AIM:
In the material below, find each line holding the string "Janeiro" and copy it.

## BEGIN THE INPUT

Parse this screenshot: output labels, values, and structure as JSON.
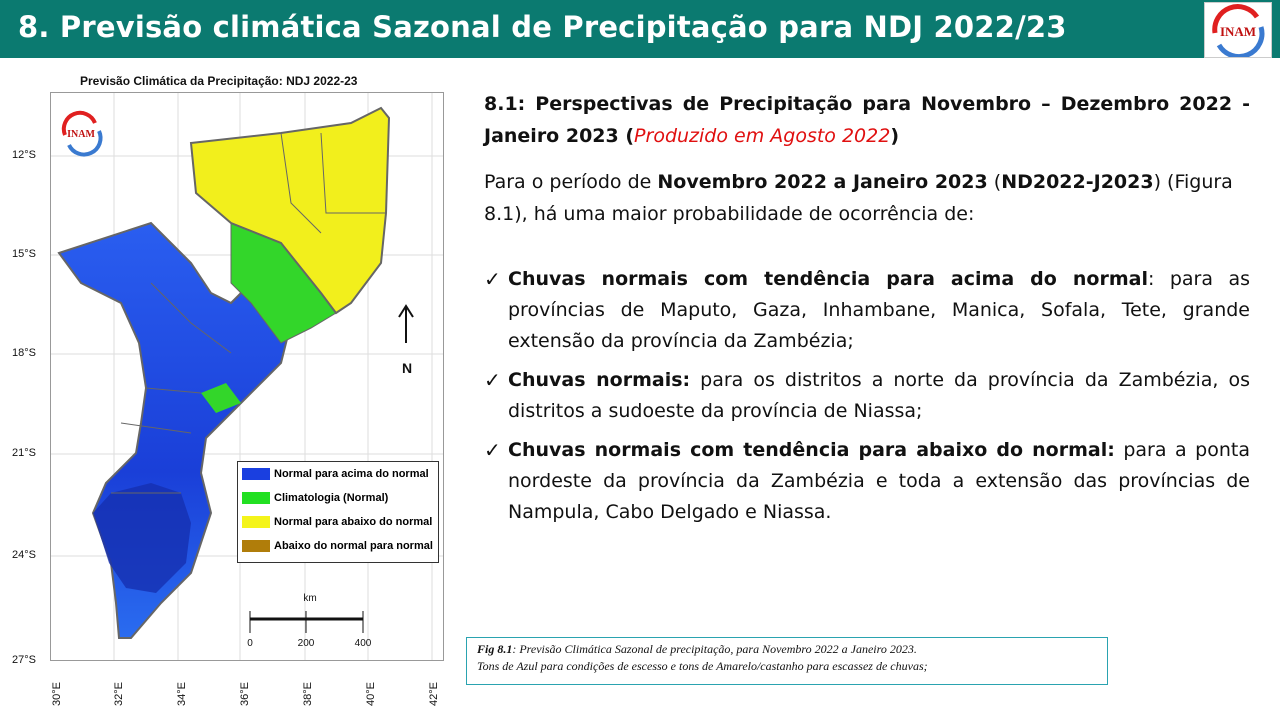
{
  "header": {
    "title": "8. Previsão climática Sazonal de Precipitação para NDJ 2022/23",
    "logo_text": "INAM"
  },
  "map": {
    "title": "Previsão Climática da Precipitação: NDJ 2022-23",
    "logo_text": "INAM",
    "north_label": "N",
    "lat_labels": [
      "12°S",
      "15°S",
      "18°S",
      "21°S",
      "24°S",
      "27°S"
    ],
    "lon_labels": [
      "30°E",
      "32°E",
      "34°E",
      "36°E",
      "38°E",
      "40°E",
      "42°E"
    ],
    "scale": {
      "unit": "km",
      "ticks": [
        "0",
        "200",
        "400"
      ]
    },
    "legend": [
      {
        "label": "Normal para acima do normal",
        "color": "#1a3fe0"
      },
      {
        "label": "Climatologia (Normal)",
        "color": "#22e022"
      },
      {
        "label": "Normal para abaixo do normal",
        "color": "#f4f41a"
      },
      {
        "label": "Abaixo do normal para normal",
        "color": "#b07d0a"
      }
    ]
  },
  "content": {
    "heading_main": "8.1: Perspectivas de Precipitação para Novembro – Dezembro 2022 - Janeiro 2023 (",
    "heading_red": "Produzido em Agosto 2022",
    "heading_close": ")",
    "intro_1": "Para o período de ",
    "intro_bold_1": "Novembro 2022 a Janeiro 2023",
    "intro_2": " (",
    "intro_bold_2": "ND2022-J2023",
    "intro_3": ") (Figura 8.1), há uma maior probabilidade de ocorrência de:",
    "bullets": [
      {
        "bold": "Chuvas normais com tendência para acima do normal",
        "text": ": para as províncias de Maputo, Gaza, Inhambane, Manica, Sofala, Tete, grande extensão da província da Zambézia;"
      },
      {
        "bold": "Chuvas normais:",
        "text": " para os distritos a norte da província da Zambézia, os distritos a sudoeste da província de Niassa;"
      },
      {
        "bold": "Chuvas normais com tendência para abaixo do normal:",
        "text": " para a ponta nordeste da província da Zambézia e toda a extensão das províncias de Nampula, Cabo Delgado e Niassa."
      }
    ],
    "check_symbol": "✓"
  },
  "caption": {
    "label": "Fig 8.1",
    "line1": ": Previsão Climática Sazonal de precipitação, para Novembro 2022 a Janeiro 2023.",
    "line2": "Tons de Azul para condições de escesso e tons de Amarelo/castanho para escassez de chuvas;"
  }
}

## END THE INPUT

RESULT OF THE TASK:
    "heading_main": "8.1: Perspectivas de Precipitação para Novembro – Dezembro 2022 - Janeiro 2023 (",
    "intro_bold_1": "Novembro 2022 a Janeiro 2023",
    "line1": ": Previsão Climática Sazonal de precipitação, para Novembro 2022 a Janeiro 2023.",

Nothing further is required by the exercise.